[Data items]
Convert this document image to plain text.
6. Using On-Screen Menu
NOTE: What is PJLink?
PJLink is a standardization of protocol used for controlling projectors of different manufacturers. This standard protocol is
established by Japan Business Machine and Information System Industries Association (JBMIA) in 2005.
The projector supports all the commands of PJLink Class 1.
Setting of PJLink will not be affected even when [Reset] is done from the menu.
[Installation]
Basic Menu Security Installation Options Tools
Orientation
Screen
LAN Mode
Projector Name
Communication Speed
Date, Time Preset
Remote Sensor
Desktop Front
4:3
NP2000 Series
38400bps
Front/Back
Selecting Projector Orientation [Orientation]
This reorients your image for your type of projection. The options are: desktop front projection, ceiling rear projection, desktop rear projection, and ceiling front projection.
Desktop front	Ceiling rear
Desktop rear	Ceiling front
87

◆ **Given exercise**:
Write out every entry word for word.

◆ **Written reply**:
Convert this document image to plain text.
6. Using On-Screen Menu
NOTE: What is PJLink?
PJLink is a standardization of protocol used for controlling projectors of different manufacturers. This standard protocol is
established by Japan Business Machine and Information System Industries Association (JBMIA) in 2005.
The projector supports all the commands of PJLink Class 1.
Setting of PJLink will not be affected even when [Reset] is done from the menu.
[Installation]
Basic Menu Security Installation Options Tools
Orientation
Screen
LAN Mode
Projector Name
Communication Speed
Date, Time Preset
Remote Sensor
Desktop Front
4:3
NP2000 Series
38400bps
Front/Back
Selecting Projector Orientation [Orientation]
This reorients your image for your type of projection. The options are: desktop front projection, ceiling rear projection, desktop rear projection, and ceiling front projection.
Desktop front	Ceiling rear
Desktop rear	Ceiling front
87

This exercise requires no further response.